> [YOUR OBJECTIVE] Retype, word for word, the line containing "Read this page and output its text content." and every line after it to the end. Skip pictures.

> [ENTRIES]
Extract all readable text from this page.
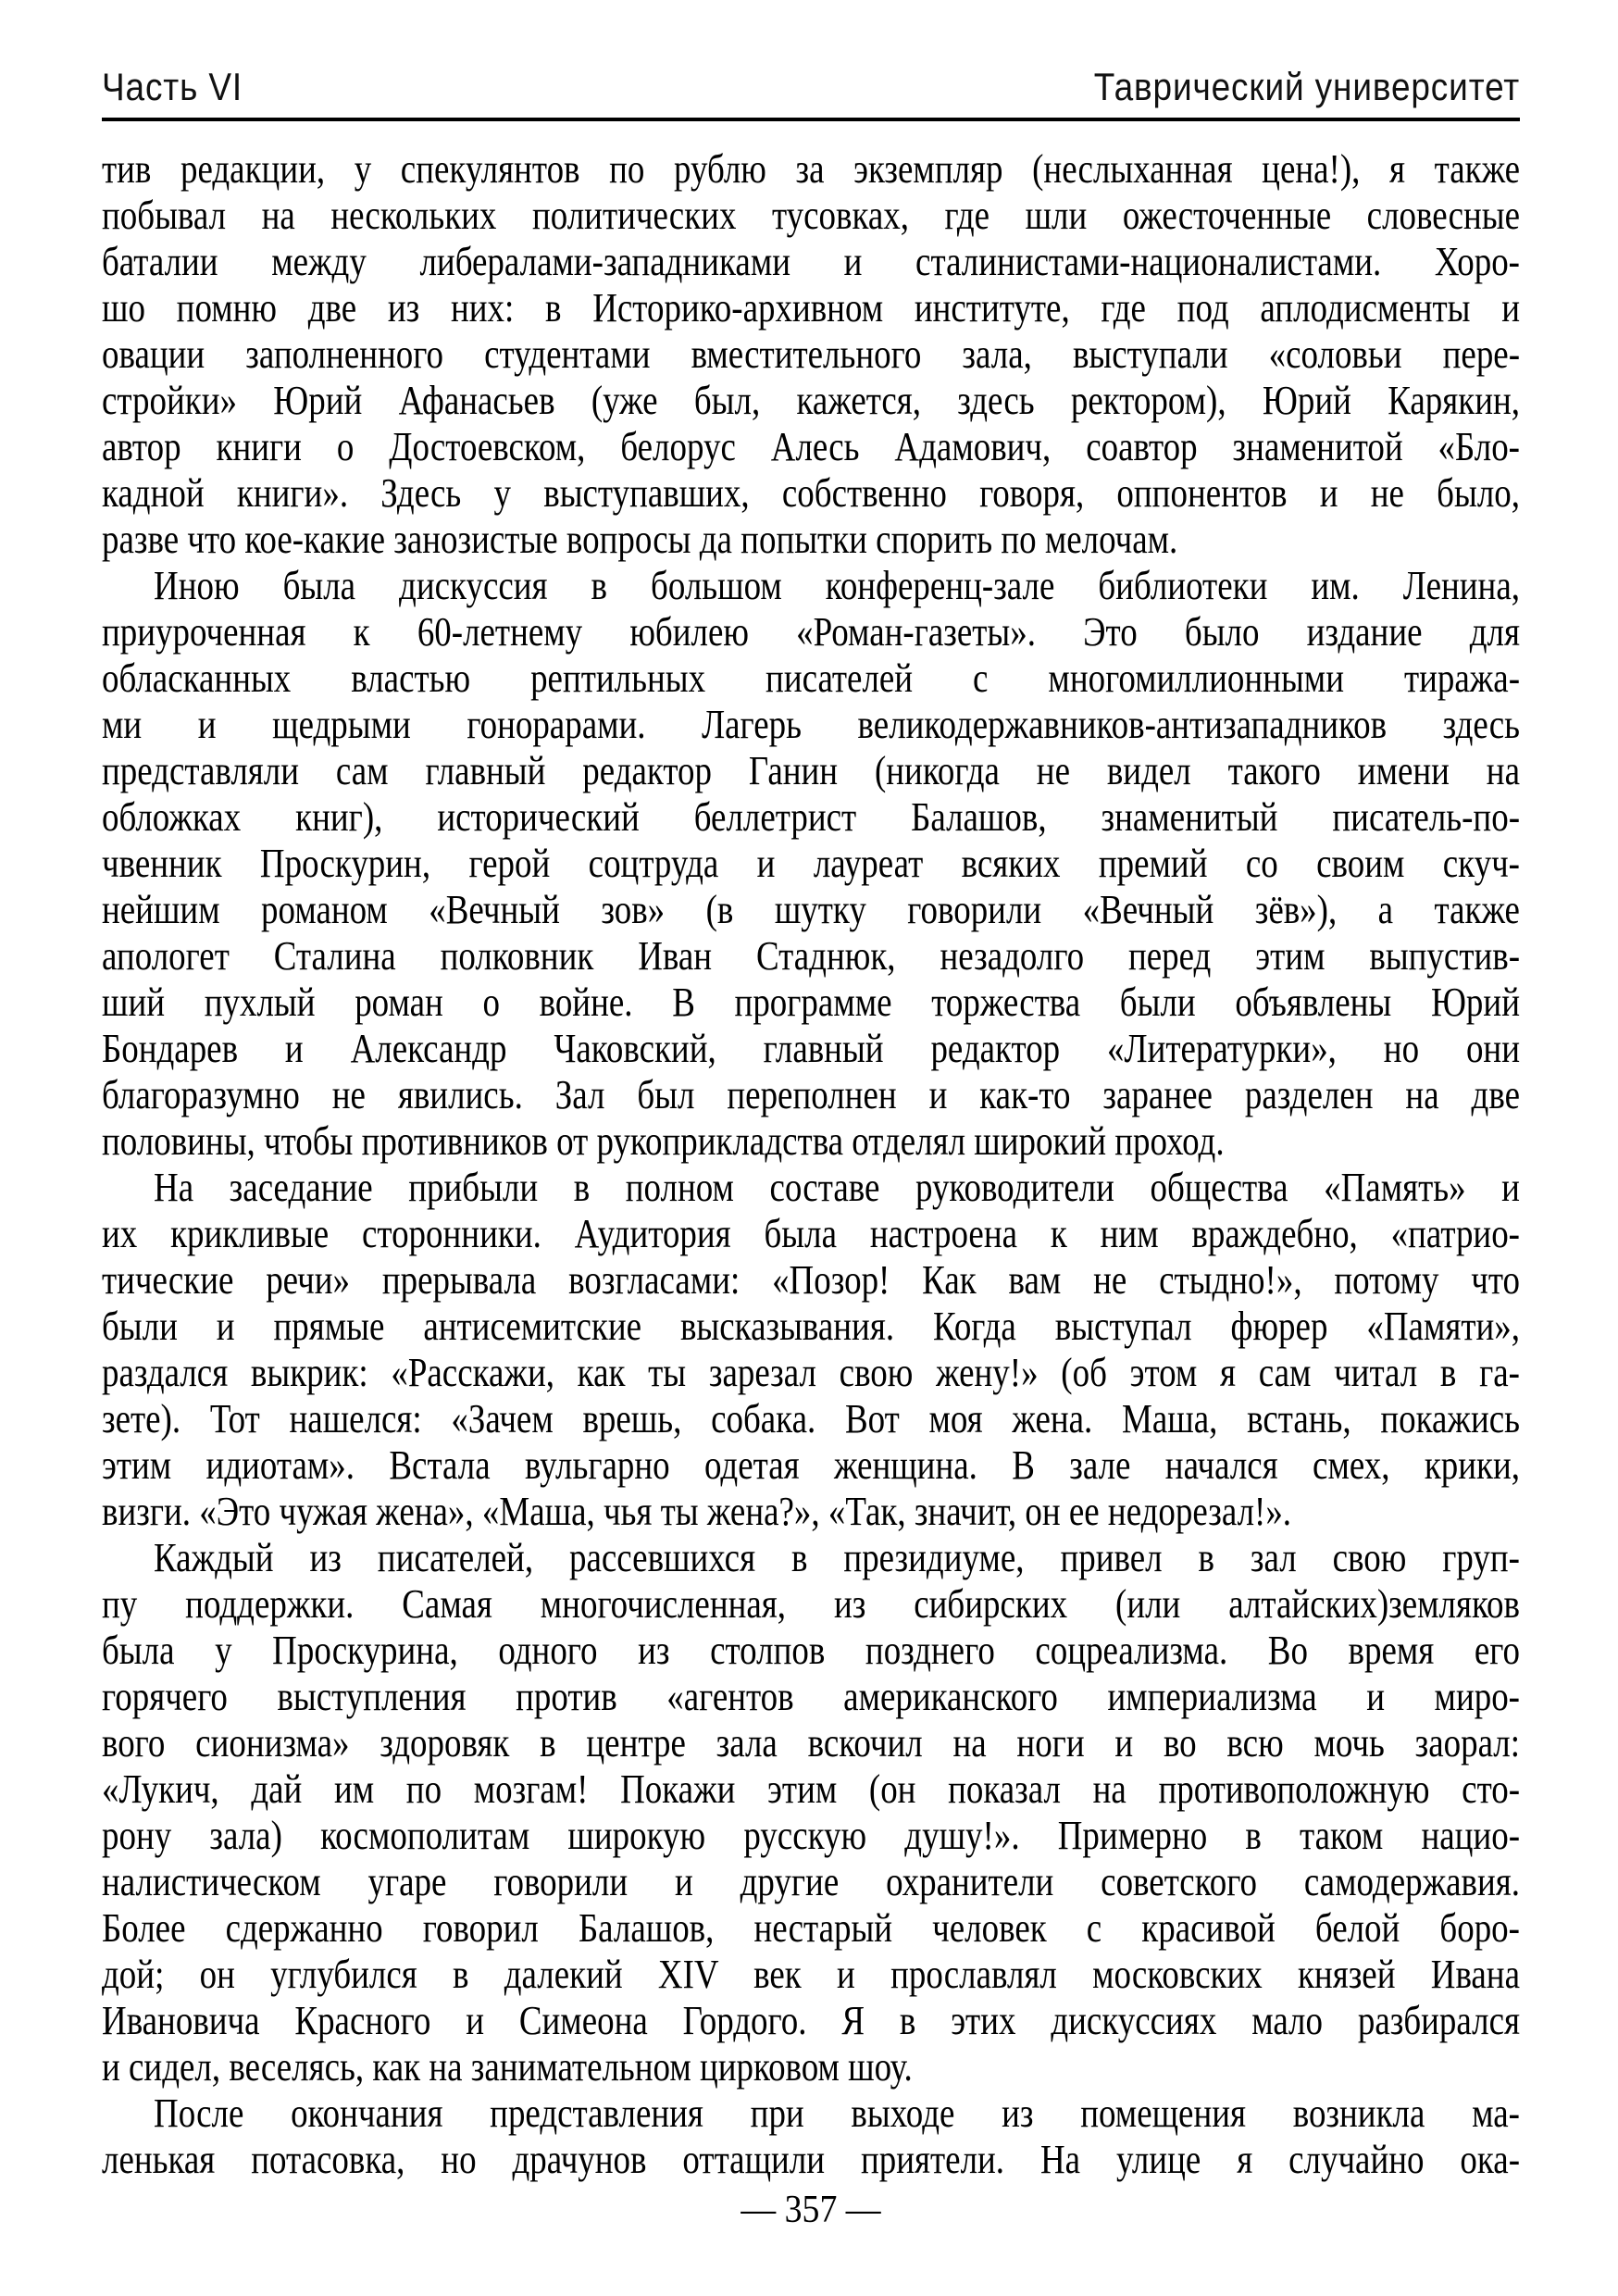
Часть VI	Таврический университет

тив редакции, у спекулянтов по рублю за экземпляр (неслыханная цена!), я также
побывал на нескольких политических тусовках, где шли ожесточенные словесные
баталии между либералами-западниками и сталинистами-националистами. Хоро-
шо помню две из них: в Историко-архивном институте, где под аплодисменты и
овации заполненного студентами вместительного зала, выступали «соловьи пере-
стройки» Юрий Афанасьев (уже был, кажется, здесь ректором), Юрий Карякин,
автор книги о Достоевском, белорус Алесь Адамович, соавтор знаменитой «Бло-
кадной книги». Здесь у выступавших, собственно говоря, оппонентов и не было,
разве что кое-какие занозистые вопросы да попытки спорить по мелочам.

Иною была дискуссия в большом конференц-зале библиотеки им. Ленина,
приуроченная к 60-летнему юбилею «Роман-газеты». Это было издание для
обласканных властью рептильных писателей с многомиллионными тиража-
ми и щедрыми гонорарами. Лагерь великодержавников-антизападников здесь
представляли сам главный редактор Ганин (никогда не видел такого имени на
обложках книг), исторический беллетрист Балашов, знаменитый писатель-по-
чвенник Проскурин, герой соцтруда и лауреат всяких премий со своим скуч-
нейшим романом «Вечный зов» (в шутку говорили «Вечный зёв»), а также
апологет Сталина полковник Иван Стаднюк, незадолго перед этим выпустив-
ший пухлый роман о войне. В программе торжества были объявлены Юрий
Бондарев и Александр Чаковский, главный редактор «Литературки», но они
благоразумно не явились. Зал был переполнен и как-то заранее разделен на две
половины, чтобы противников от рукоприкладства отделял широкий проход.

На заседание прибыли в полном составе руководители общества «Память» и
их крикливые сторонники. Аудитория была настроена к ним враждебно, «патрио-
тические речи» прерывала возгласами: «Позор! Как вам не стыдно!», потому что
были и прямые антисемитские высказывания. Когда выступал фюрер «Памяти»,
раздался выкрик: «Расскажи, как ты зарезал свою жену!» (об этом я сам читал в га-
зете). Тот нашелся: «Зачем врешь, собака. Вот моя жена. Маша, встань, покажись
этим идиотам». Встала вульгарно одетая женщина. В зале начался смех, крики,
визги. «Это чужая жена», «Маша, чья ты жена?», «Так, значит, он ее недорезал!».

Каждый из писателей, рассевшихся в президиуме, привел в зал свою груп-
пу поддержки. Самая многочисленная, из сибирских (или алтайских)земляков
была у Проскурина, одного из столпов позднего соцреализма. Во время его
горячего выступления против «агентов американского империализма и миро-
вого сионизма» здоровяк в центре зала вскочил на ноги и во всю мочь заорал:
«Лукич, дай им по мозгам! Покажи этим (он показал на противоположную сто-
рону зала) космополитам широкую русскую душу!». Примерно в таком нацио-
налистическом угаре говорили и другие охранители советского самодержавия.
Более сдержанно говорил Балашов, нестарый человек с красивой белой боро-
дой; он углубился в далекий XIV век и прославлял московских князей Ивана
Ивановича Красного и Симеона Гордого. Я в этих дискуссиях мало разбирался
и сидел, веселясь, как на занимательном цирковом шоу.

После окончания представления при выходе из помещения возникла ма-
ленькая потасовка, но драчунов оттащили приятели. На улице я случайно ока-

— 357 —
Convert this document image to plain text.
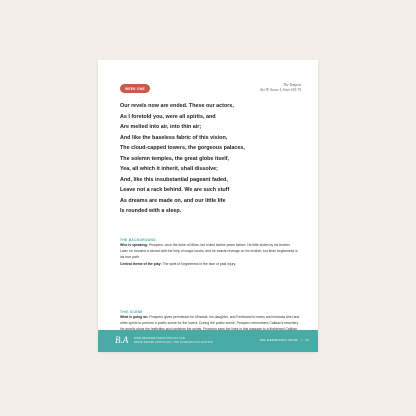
WEEK ONE
The Tempest
Act IV, Scene 1, lines 163-75
Our revels now are ended. These our actors,
As I foretold you, were all spirits, and
Are melted into air, into thin air;
And like the baseless fabric of this vision,
The cloud-capped towers, the gorgeous palaces,
The solemn temples, the great globe itself,
Yea, all which it inherit, shall dissolve;
And, like this insubstantial pageant faded,
Leave not a rack behind. We are such stuff
As dreams are made on, and our little life
Is rounded with a sleep.
THE BACKGROUND
Who is speaking: Prospero, once the duke of Milan, but exiled twelve years before. He little stolen by his brother. Later, he became a wizard with the help of magic books, and he exacts revenge on his brother, but finds forgiveness is his true path.
Central theme of the play: The spirit of forgiveness in the face of past injury.
THIS SCENE
What is going on: Prospero gives permission for Miranda, his daughter, and Ferdinand to marry and instructs Ariel and other spirits to perform a poetic scene for the lovers. During the poetic scene, Prospero remembers Caliban's treachery.
B.A WWW.BRAVEWRITERANTHOLOGY.COM
BRAVE WRITER ANTHOLOGY: THE COMPLETE COLLECTION
THE WEDNESDAY WORK | 10
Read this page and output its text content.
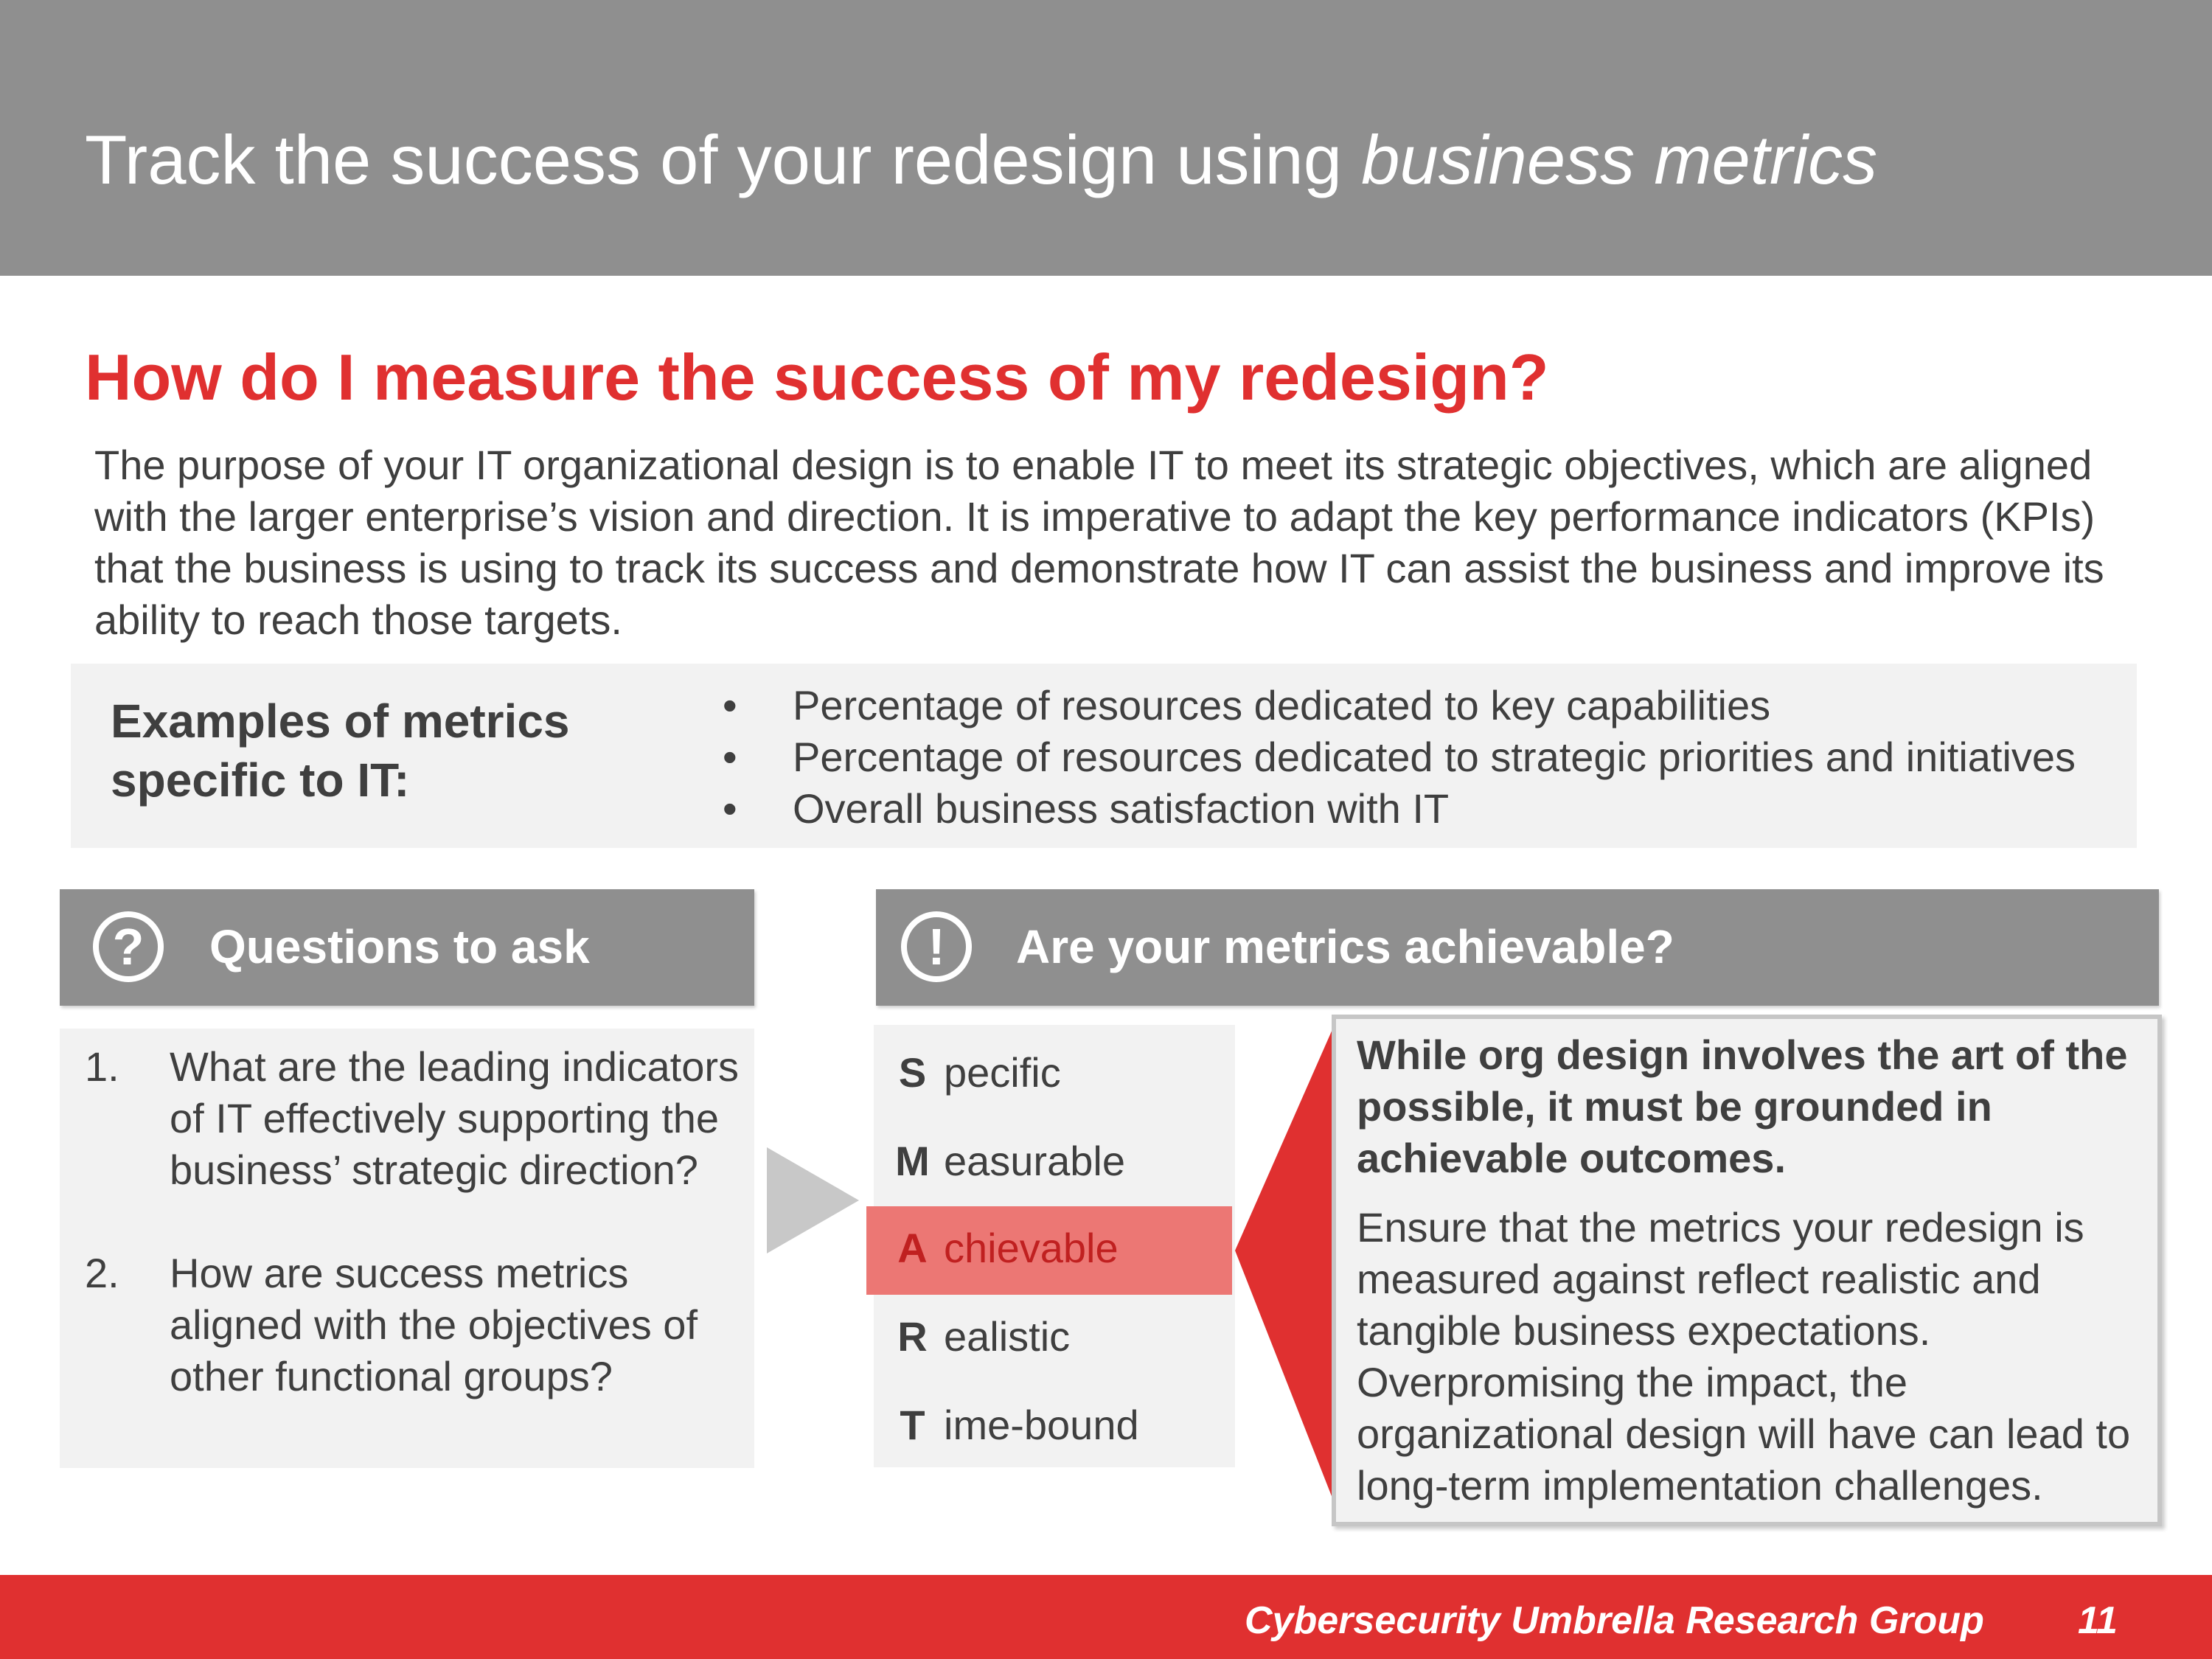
Track the success of your redesign using business metrics
How do I measure the success of my redesign?
The purpose of your IT organizational design is to enable IT to meet its strategic objectives, which are aligned with the larger enterprise’s vision and direction. It is imperative to adapt the key performance indicators (KPIs) that the business is using to track its success and demonstrate how IT can assist the business and improve its ability to reach those targets.
Examples of metrics specific to IT:
• Percentage of resources dedicated to key capabilities
• Percentage of resources dedicated to strategic priorities and initiatives
• Overall business satisfaction with IT
?	Questions to ask
1. What are the leading indicators of IT effectively supporting the business’ strategic direction?
2. How are success metrics aligned with the objectives of other functional groups?
!	Are your metrics achievable?
S pecific
M easurable
A chievable
R ealistic
T ime-bound
While org design involves the art of the possible, it must be grounded in achievable outcomes.
Ensure that the metrics your redesign is measured against reflect realistic and tangible business expectations. Overpromising the impact, the organizational design will have can lead to long-term implementation challenges.
Cybersecurity Umbrella Research Group 11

> [COMPLETE ANSWER]
Read this page and output its text content.
Track the success of your redesign using business metrics
How do I measure the success of my redesign?
The purpose of your IT organizational design is to enable IT to meet its strategic objectives, which are aligned with the larger enterprise’s vision and direction. It is imperative to adapt the key performance indicators (KPIs) that the business is using to track its success and demonstrate how IT can assist the business and improve its ability to reach those targets.
Examples of metrics specific to IT:
• Percentage of resources dedicated to key capabilities
• Percentage of resources dedicated to strategic priorities and initiatives
• Overall business satisfaction with IT
?	Questions to ask
1. What are the leading indicators of IT effectively supporting the business’ strategic direction?
2. How are success metrics aligned with the objectives of other functional groups?
!	Are your metrics achievable?
S pecific
M easurable
A chievable
R ealistic
T ime-bound
While org design involves the art of the possible, it must be grounded in achievable outcomes.
Ensure that the metrics your redesign is measured against reflect realistic and tangible business expectations. Overpromising the impact, the organizational design will have can lead to long-term implementation challenges.
Cybersecurity Umbrella Research Group 11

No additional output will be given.